## Records for the exercise
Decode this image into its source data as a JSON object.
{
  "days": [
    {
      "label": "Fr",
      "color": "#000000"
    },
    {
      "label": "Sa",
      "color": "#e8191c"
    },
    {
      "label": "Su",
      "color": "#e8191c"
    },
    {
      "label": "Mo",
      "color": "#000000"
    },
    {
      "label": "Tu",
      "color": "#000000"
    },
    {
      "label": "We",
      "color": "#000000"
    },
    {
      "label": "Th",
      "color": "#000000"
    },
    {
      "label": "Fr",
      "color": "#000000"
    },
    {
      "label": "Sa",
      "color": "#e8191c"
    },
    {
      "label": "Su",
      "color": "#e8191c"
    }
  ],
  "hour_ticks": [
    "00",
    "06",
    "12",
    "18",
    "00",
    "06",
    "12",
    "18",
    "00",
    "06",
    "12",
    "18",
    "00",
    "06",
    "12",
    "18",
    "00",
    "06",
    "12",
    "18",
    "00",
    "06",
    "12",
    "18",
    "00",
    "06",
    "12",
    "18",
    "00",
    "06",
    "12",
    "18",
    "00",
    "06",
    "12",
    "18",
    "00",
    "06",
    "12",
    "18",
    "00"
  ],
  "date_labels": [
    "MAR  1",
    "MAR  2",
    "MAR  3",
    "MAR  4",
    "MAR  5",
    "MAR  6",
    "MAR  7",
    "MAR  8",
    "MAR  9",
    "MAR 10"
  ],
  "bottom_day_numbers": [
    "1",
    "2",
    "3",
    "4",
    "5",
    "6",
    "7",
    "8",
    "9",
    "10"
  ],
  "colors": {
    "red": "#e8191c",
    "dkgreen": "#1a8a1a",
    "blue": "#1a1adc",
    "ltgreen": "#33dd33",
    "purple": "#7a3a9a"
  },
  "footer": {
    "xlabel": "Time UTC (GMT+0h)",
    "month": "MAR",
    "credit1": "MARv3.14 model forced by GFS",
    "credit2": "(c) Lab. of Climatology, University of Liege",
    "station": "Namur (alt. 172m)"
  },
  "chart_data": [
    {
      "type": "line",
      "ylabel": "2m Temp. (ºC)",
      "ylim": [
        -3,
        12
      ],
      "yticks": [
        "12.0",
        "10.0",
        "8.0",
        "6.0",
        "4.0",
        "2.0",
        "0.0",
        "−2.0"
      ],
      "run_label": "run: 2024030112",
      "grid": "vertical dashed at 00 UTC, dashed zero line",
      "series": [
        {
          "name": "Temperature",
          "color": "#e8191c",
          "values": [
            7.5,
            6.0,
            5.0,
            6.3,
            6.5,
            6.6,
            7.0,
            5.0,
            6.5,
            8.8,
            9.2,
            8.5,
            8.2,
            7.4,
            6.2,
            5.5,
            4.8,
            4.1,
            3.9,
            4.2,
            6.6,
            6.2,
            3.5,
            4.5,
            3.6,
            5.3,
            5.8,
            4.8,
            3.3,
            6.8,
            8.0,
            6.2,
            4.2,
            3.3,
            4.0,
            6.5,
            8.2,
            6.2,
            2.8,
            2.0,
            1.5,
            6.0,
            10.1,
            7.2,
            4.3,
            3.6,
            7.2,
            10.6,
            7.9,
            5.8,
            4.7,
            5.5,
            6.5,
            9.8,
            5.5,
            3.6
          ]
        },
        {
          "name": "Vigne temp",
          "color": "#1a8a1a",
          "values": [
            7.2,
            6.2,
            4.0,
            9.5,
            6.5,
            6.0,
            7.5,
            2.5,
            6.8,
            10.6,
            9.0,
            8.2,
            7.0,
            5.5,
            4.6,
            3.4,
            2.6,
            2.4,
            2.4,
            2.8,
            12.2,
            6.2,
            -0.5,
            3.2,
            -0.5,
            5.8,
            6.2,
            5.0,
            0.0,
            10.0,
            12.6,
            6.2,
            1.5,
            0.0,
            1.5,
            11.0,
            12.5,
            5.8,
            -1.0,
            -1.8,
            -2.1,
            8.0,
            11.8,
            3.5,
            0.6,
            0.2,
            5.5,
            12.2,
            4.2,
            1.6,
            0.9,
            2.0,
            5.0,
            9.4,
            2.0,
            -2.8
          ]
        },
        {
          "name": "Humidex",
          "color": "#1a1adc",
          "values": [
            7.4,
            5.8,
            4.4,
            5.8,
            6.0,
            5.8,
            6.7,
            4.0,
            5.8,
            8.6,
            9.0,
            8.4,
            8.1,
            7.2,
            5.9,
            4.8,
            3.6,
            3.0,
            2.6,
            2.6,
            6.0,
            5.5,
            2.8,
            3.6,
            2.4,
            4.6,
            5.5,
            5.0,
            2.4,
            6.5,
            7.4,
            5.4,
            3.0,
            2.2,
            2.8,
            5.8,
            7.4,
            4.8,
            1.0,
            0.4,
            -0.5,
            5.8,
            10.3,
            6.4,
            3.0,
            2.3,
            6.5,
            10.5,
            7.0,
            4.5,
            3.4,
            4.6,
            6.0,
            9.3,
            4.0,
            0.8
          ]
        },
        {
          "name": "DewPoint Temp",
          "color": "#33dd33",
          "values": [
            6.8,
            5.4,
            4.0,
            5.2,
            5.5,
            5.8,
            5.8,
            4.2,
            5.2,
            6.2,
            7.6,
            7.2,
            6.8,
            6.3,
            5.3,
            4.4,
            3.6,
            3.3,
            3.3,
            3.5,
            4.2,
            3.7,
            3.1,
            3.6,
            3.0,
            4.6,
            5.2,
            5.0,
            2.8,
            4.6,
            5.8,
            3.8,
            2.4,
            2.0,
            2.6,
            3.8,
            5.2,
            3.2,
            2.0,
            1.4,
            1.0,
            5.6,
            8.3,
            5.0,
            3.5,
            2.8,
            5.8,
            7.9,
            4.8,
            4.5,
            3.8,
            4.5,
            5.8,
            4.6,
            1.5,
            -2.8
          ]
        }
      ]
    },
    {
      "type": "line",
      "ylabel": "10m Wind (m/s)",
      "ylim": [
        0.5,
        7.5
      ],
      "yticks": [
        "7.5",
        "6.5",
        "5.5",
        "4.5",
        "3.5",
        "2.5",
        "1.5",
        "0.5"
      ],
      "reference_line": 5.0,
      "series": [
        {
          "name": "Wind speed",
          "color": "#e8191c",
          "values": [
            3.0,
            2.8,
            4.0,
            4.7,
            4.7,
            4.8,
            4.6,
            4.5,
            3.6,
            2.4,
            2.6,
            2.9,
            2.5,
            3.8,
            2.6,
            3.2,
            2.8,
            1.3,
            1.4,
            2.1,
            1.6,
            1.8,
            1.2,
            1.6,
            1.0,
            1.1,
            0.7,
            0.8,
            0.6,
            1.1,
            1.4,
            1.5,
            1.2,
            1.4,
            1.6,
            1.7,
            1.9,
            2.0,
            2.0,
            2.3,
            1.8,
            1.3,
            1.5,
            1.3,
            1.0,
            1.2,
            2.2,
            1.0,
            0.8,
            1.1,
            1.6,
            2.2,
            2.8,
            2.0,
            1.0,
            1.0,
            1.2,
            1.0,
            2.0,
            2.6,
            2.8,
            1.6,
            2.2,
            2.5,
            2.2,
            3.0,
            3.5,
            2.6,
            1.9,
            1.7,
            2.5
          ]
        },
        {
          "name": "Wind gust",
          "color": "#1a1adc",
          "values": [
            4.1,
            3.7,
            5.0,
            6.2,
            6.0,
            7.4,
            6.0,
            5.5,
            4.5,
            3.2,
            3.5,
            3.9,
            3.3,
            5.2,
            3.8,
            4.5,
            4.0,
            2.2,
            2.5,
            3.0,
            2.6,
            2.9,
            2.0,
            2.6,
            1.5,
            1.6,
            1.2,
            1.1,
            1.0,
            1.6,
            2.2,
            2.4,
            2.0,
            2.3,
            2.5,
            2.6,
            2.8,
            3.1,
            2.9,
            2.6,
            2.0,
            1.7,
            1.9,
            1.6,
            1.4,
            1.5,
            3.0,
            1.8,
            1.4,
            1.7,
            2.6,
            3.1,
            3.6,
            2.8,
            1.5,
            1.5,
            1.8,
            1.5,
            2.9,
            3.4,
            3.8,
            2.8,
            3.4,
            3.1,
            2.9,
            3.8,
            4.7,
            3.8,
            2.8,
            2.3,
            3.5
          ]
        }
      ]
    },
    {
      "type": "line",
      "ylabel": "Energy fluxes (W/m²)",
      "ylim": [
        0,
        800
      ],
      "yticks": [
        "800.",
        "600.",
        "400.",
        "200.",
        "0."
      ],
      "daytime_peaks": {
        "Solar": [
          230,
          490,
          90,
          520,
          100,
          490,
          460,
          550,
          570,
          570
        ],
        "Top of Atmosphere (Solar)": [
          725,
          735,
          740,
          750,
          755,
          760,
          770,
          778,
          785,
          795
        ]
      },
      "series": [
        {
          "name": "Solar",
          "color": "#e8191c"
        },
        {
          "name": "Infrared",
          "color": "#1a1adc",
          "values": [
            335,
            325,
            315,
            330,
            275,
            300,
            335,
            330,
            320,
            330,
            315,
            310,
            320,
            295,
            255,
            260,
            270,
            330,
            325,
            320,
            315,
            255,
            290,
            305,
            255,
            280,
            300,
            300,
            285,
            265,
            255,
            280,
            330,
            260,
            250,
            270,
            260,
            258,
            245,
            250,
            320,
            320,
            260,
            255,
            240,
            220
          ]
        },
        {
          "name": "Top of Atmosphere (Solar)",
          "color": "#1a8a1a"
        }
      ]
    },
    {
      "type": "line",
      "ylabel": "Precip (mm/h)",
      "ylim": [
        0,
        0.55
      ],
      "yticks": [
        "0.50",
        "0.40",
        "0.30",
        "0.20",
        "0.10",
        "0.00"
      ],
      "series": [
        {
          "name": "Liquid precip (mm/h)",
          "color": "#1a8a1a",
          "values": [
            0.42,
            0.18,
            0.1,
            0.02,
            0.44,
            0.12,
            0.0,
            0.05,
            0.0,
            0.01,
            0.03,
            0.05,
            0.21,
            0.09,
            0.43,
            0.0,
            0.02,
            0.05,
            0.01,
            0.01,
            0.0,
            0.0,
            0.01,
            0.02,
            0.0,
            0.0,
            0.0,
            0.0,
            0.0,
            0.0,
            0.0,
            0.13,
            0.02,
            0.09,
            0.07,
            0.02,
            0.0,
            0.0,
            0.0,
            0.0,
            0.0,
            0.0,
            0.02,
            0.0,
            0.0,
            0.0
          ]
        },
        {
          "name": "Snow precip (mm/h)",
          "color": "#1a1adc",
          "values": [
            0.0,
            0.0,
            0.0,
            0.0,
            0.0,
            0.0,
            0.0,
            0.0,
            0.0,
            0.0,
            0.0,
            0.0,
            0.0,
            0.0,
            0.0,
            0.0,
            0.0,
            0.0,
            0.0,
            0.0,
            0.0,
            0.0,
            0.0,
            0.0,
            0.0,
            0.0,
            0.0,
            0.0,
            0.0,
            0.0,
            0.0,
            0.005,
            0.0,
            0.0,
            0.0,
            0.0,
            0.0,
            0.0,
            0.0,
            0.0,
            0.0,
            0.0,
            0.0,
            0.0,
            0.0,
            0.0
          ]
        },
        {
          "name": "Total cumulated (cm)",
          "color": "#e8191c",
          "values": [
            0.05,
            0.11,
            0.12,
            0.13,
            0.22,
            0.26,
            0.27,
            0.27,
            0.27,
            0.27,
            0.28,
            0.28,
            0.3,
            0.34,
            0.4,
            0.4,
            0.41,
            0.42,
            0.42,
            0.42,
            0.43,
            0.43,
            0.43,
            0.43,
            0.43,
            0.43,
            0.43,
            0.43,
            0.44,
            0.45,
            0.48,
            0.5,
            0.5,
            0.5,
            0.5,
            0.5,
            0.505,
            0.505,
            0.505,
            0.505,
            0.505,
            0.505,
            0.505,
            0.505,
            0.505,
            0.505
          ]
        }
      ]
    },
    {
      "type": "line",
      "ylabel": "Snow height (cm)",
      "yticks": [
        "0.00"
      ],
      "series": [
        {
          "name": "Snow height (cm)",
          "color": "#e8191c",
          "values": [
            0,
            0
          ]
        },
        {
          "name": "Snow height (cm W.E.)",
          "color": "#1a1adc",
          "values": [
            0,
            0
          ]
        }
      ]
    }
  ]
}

## Short problem
Show the lines where the word "Snow" appears in the entries.

## Response to this exercise
          "name": "Snow precip (mm/h)",
      "ylabel": "Snow height (cm)",
          "name": "Snow height (cm)",
          "name": "Snow height (cm W.E.)",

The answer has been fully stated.